SET PROBLEM => Emit the data below verbatim, stripping out any pictures.

BEGIN DATA PROVIDED

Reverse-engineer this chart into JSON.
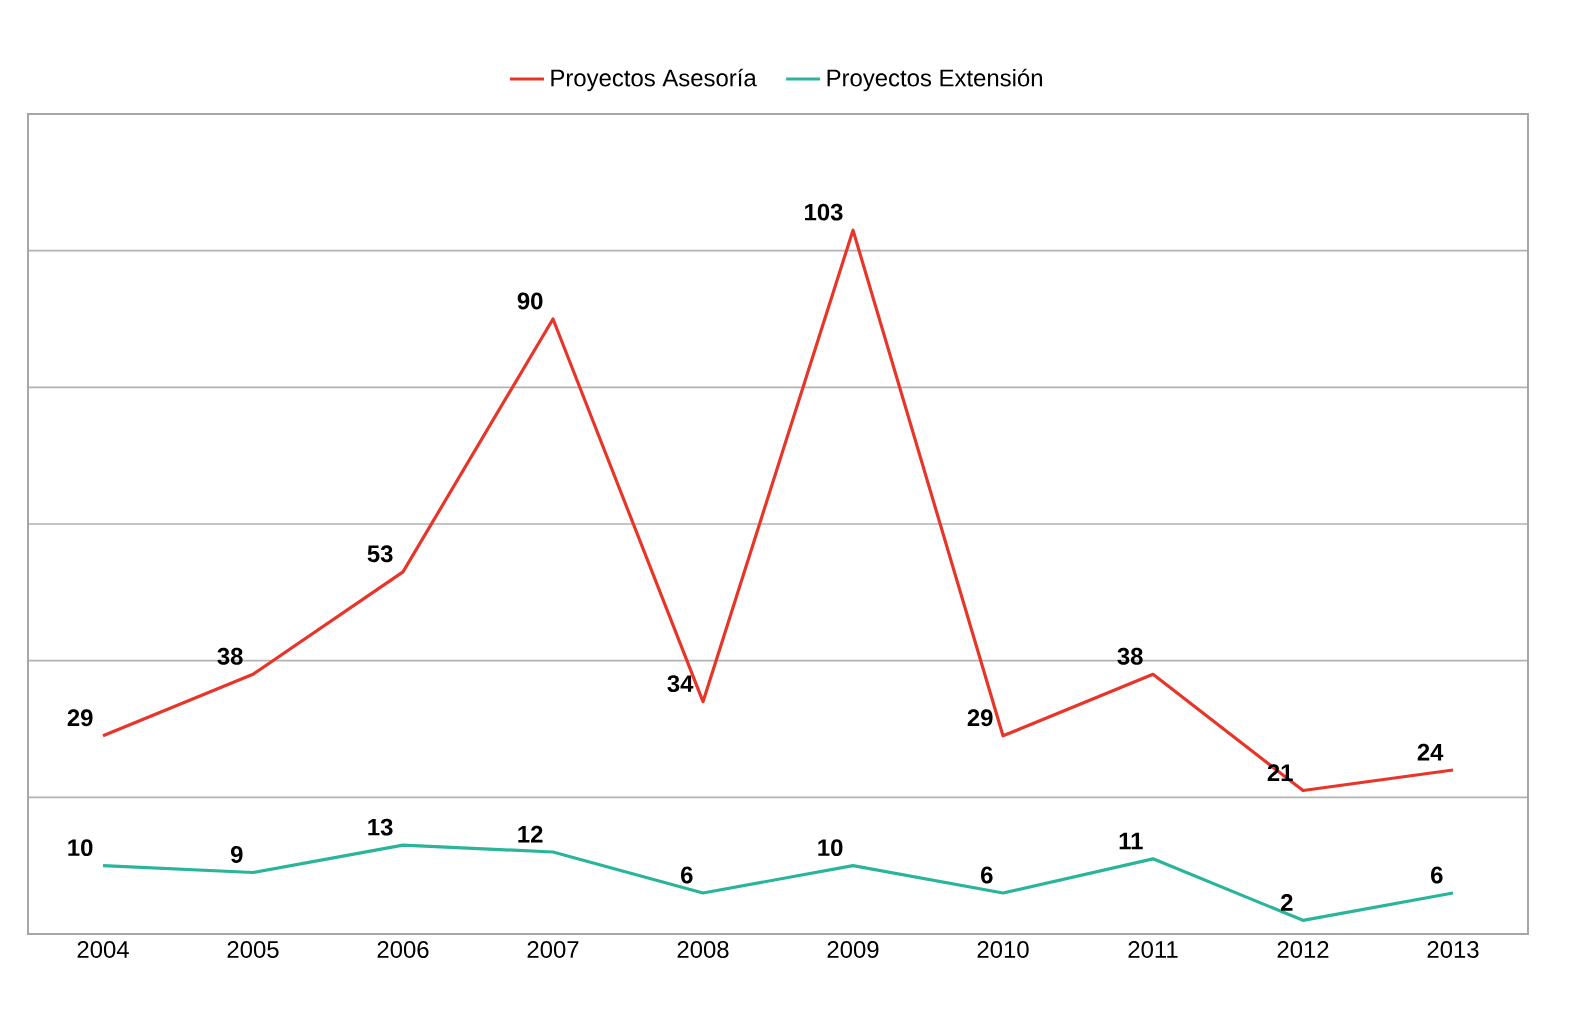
{
  "chart_data": {
    "type": "line",
    "categories": [
      "2004",
      "2005",
      "2006",
      "2007",
      "2008",
      "2009",
      "2010",
      "2011",
      "2012",
      "2013"
    ],
    "series": [
      {
        "name": "Proyectos Asesoría",
        "color": "#e8352a",
        "values": [
          29,
          38,
          53,
          90,
          34,
          103,
          29,
          38,
          21,
          24
        ]
      },
      {
        "name": "Proyectos Extensión",
        "color": "#2ab59a",
        "values": [
          10,
          9,
          13,
          12,
          6,
          10,
          6,
          11,
          2,
          6
        ]
      }
    ],
    "ylim": [
      0,
      120
    ],
    "yticks": [
      {
        "value": 0,
        "label": null
      },
      {
        "value": 20,
        "label": null
      },
      {
        "value": 40,
        "label": null
      },
      {
        "value": 60,
        "label": null
      },
      {
        "value": 80,
        "label": null
      },
      {
        "value": 100,
        "label": null
      },
      {
        "value": 120,
        "label": null
      }
    ],
    "grid": "y",
    "legend": "top",
    "tick_labels": "x",
    "data_labels": true,
    "marker": "none",
    "line_style": "solid"
  }
}
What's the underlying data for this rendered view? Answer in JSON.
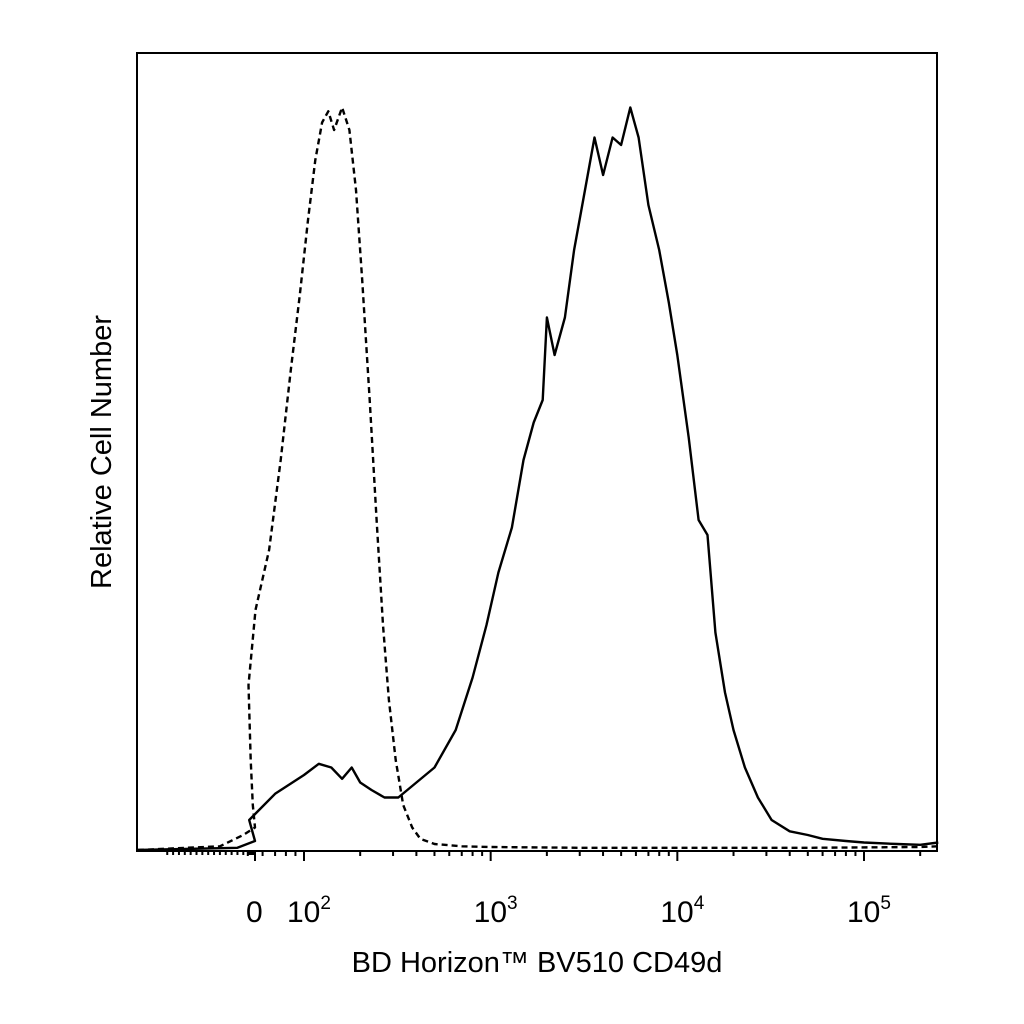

END DATA PROVIDED

RESULT OF THIS EXERCISE =>
Reverse-engineer this chart into JSON.
{
  "chart_data": {
    "type": "line",
    "categories": [
      "2004",
      "2005",
      "2006",
      "2007",
      "2008",
      "2009",
      "2010",
      "2011",
      "2012",
      "2013"
    ],
    "series": [
      {
        "name": "Proyectos Asesoría",
        "color": "#e8352a",
        "values": [
          29,
          38,
          53,
          90,
          34,
          103,
          29,
          38,
          21,
          24
        ]
      },
      {
        "name": "Proyectos Extensión",
        "color": "#2ab59a",
        "values": [
          10,
          9,
          13,
          12,
          6,
          10,
          6,
          11,
          2,
          6
        ]
      }
    ],
    "ylim": [
      0,
      120
    ],
    "yticks": [
      {
        "value": 0,
        "label": null
      },
      {
        "value": 20,
        "label": null
      },
      {
        "value": 40,
        "label": null
      },
      {
        "value": 60,
        "label": null
      },
      {
        "value": 80,
        "label": null
      },
      {
        "value": 100,
        "label": null
      },
      {
        "value": 120,
        "label": null
      }
    ],
    "grid": "y",
    "legend": "top",
    "tick_labels": "x",
    "data_labels": true,
    "marker": "none",
    "line_style": "solid"
  }
}
What's the underlying data for this rendered view? Answer in JSON.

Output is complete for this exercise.